Stored data:
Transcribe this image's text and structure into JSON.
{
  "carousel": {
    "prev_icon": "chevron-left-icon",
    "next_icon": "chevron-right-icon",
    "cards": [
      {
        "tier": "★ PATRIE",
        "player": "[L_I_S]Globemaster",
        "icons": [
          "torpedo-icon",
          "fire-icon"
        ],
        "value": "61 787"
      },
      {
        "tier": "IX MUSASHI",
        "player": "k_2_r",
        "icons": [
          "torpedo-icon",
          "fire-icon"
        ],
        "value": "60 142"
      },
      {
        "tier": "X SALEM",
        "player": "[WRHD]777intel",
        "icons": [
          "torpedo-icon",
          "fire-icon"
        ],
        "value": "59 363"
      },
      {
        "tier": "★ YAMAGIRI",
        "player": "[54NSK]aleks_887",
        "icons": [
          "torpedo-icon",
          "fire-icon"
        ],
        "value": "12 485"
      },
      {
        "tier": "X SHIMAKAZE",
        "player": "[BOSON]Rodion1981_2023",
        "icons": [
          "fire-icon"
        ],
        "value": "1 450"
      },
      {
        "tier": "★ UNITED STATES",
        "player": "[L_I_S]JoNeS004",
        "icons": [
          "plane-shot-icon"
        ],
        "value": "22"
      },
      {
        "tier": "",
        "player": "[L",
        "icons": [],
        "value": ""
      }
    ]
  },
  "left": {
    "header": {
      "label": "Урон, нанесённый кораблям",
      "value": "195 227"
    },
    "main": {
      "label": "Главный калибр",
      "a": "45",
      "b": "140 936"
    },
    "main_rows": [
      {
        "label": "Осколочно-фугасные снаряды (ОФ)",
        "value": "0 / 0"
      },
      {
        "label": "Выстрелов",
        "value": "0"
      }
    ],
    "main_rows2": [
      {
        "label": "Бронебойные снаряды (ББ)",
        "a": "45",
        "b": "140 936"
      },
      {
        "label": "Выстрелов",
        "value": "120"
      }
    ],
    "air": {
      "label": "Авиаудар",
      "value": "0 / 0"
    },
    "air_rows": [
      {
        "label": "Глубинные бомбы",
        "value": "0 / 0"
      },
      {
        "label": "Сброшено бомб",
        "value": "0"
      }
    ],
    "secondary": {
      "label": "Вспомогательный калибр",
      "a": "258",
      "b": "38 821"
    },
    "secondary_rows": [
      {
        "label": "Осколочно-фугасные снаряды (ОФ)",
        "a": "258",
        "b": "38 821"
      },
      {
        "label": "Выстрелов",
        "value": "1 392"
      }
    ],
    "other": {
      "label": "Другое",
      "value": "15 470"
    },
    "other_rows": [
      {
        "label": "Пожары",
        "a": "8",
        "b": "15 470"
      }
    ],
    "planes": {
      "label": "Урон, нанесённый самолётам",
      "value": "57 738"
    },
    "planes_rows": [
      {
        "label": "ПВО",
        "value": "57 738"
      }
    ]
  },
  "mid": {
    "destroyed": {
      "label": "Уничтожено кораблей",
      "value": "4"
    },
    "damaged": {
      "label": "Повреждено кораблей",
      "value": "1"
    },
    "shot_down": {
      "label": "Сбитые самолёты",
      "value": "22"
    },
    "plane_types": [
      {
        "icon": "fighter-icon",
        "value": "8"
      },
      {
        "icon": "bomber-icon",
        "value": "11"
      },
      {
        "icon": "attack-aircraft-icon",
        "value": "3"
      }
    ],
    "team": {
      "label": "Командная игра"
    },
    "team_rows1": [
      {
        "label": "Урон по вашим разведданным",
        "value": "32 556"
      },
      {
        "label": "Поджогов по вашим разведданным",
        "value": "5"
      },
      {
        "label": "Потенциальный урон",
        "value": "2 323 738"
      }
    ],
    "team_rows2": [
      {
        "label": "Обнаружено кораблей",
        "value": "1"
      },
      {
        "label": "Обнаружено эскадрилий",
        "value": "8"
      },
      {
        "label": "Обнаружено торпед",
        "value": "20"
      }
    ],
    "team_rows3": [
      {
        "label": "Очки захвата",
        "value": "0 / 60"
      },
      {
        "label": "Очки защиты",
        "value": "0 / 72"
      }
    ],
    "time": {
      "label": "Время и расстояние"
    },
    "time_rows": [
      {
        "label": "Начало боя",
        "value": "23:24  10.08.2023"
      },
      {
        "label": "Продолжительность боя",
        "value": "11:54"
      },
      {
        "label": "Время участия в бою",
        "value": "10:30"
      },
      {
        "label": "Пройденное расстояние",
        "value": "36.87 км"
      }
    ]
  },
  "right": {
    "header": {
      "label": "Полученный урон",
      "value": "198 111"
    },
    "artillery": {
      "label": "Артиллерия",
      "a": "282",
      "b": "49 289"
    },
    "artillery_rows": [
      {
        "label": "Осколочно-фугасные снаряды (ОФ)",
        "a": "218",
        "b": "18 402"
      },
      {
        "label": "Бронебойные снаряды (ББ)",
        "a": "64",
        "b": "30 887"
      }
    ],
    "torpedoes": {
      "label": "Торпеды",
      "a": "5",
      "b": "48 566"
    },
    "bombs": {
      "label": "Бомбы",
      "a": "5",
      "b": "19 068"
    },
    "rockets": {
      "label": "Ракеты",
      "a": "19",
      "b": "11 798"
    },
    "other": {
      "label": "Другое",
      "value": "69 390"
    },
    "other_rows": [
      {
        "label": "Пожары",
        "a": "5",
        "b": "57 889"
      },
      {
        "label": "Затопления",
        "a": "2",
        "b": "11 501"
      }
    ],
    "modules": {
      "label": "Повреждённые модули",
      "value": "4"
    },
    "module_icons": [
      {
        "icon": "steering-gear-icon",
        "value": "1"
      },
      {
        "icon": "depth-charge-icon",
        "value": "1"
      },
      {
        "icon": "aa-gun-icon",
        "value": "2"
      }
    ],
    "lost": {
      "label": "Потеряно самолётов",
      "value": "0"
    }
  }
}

* Exercise details *
Copy out all of the data exactly, leaving nothing out.

* Solution to the exercise *
Transcribe this image's text and structure into JSON.
{
  "carousel": {
    "prev_icon": "chevron-left-icon",
    "next_icon": "chevron-right-icon",
    "cards": [
      {
        "tier": "★ PATRIE",
        "player": "[L_I_S]Globemaster",
        "icons": [
          "torpedo-icon",
          "fire-icon"
        ],
        "value": "61 787"
      },
      {
        "tier": "IX MUSASHI",
        "player": "k_2_r",
        "icons": [
          "torpedo-icon",
          "fire-icon"
        ],
        "value": "60 142"
      },
      {
        "tier": "X SALEM",
        "player": "[WRHD]777intel",
        "icons": [
          "torpedo-icon",
          "fire-icon"
        ],
        "value": "59 363"
      },
      {
        "tier": "★ YAMAGIRI",
        "player": "[54NSK]aleks_887",
        "icons": [
          "torpedo-icon",
          "fire-icon"
        ],
        "value": "12 485"
      },
      {
        "tier": "X SHIMAKAZE",
        "player": "[BOSON]Rodion1981_2023",
        "icons": [
          "fire-icon"
        ],
        "value": "1 450"
      },
      {
        "tier": "★ UNITED STATES",
        "player": "[L_I_S]JoNeS004",
        "icons": [
          "plane-shot-icon"
        ],
        "value": "22"
      },
      {
        "tier": "",
        "player": "[L",
        "icons": [],
        "value": ""
      }
    ]
  },
  "left": {
    "header": {
      "label": "Урон, нанесённый кораблям",
      "value": "195 227"
    },
    "main": {
      "label": "Главный калибр",
      "a": "45",
      "b": "140 936"
    },
    "main_rows": [
      {
        "label": "Осколочно-фугасные снаряды (ОФ)",
        "value": "0 / 0"
      },
      {
        "label": "Выстрелов",
        "value": "0"
      }
    ],
    "main_rows2": [
      {
        "label": "Бронебойные снаряды (ББ)",
        "a": "45",
        "b": "140 936"
      },
      {
        "label": "Выстрелов",
        "value": "120"
      }
    ],
    "air": {
      "label": "Авиаудар",
      "value": "0 / 0"
    },
    "air_rows": [
      {
        "label": "Глубинные бомбы",
        "value": "0 / 0"
      },
      {
        "label": "Сброшено бомб",
        "value": "0"
      }
    ],
    "secondary": {
      "label": "Вспомогательный калибр",
      "a": "258",
      "b": "38 821"
    },
    "secondary_rows": [
      {
        "label": "Осколочно-фугасные снаряды (ОФ)",
        "a": "258",
        "b": "38 821"
      },
      {
        "label": "Выстрелов",
        "value": "1 392"
      }
    ],
    "other": {
      "label": "Другое",
      "value": "15 470"
    },
    "other_rows": [
      {
        "label": "Пожары",
        "a": "8",
        "b": "15 470"
      }
    ],
    "planes": {
      "label": "Урон, нанесённый самолётам",
      "value": "57 738"
    },
    "planes_rows": [
      {
        "label": "ПВО",
        "value": "57 738"
      }
    ]
  },
  "mid": {
    "destroyed": {
      "label": "Уничтожено кораблей",
      "value": "4"
    },
    "damaged": {
      "label": "Повреждено кораблей",
      "value": "1"
    },
    "shot_down": {
      "label": "Сбитые самолёты",
      "value": "22"
    },
    "plane_types": [
      {
        "icon": "fighter-icon",
        "value": "8"
      },
      {
        "icon": "bomber-icon",
        "value": "11"
      },
      {
        "icon": "attack-aircraft-icon",
        "value": "3"
      }
    ],
    "team": {
      "label": "Командная игра"
    },
    "team_rows1": [
      {
        "label": "Урон по вашим разведданным",
        "value": "32 556"
      },
      {
        "label": "Поджогов по вашим разведданным",
        "value": "5"
      },
      {
        "label": "Потенциальный урон",
        "value": "2 323 738"
      }
    ],
    "team_rows2": [
      {
        "label": "Обнаружено кораблей",
        "value": "1"
      },
      {
        "label": "Обнаружено эскадрилий",
        "value": "8"
      },
      {
        "label": "Обнаружено торпед",
        "value": "20"
      }
    ],
    "team_rows3": [
      {
        "label": "Очки захвата",
        "value": "0 / 60"
      },
      {
        "label": "Очки защиты",
        "value": "0 / 72"
      }
    ],
    "time": {
      "label": "Время и расстояние"
    },
    "time_rows": [
      {
        "label": "Начало боя",
        "value": "23:24  10.08.2023"
      },
      {
        "label": "Продолжительность боя",
        "value": "11:54"
      },
      {
        "label": "Время участия в бою",
        "value": "10:30"
      },
      {
        "label": "Пройденное расстояние",
        "value": "36.87 км"
      }
    ]
  },
  "right": {
    "header": {
      "label": "Полученный урон",
      "value": "198 111"
    },
    "artillery": {
      "label": "Артиллерия",
      "a": "282",
      "b": "49 289"
    },
    "artillery_rows": [
      {
        "label": "Осколочно-фугасные снаряды (ОФ)",
        "a": "218",
        "b": "18 402"
      },
      {
        "label": "Бронебойные снаряды (ББ)",
        "a": "64",
        "b": "30 887"
      }
    ],
    "torpedoes": {
      "label": "Торпеды",
      "a": "5",
      "b": "48 566"
    },
    "bombs": {
      "label": "Бомбы",
      "a": "5",
      "b": "19 068"
    },
    "rockets": {
      "label": "Ракеты",
      "a": "19",
      "b": "11 798"
    },
    "other": {
      "label": "Другое",
      "value": "69 390"
    },
    "other_rows": [
      {
        "label": "Пожары",
        "a": "5",
        "b": "57 889"
      },
      {
        "label": "Затопления",
        "a": "2",
        "b": "11 501"
      }
    ],
    "modules": {
      "label": "Повреждённые модули",
      "value": "4"
    },
    "module_icons": [
      {
        "icon": "steering-gear-icon",
        "value": "1"
      },
      {
        "icon": "depth-charge-icon",
        "value": "1"
      },
      {
        "icon": "aa-gun-icon",
        "value": "2"
      }
    ],
    "lost": {
      "label": "Потеряно самолётов",
      "value": "0"
    }
  }
}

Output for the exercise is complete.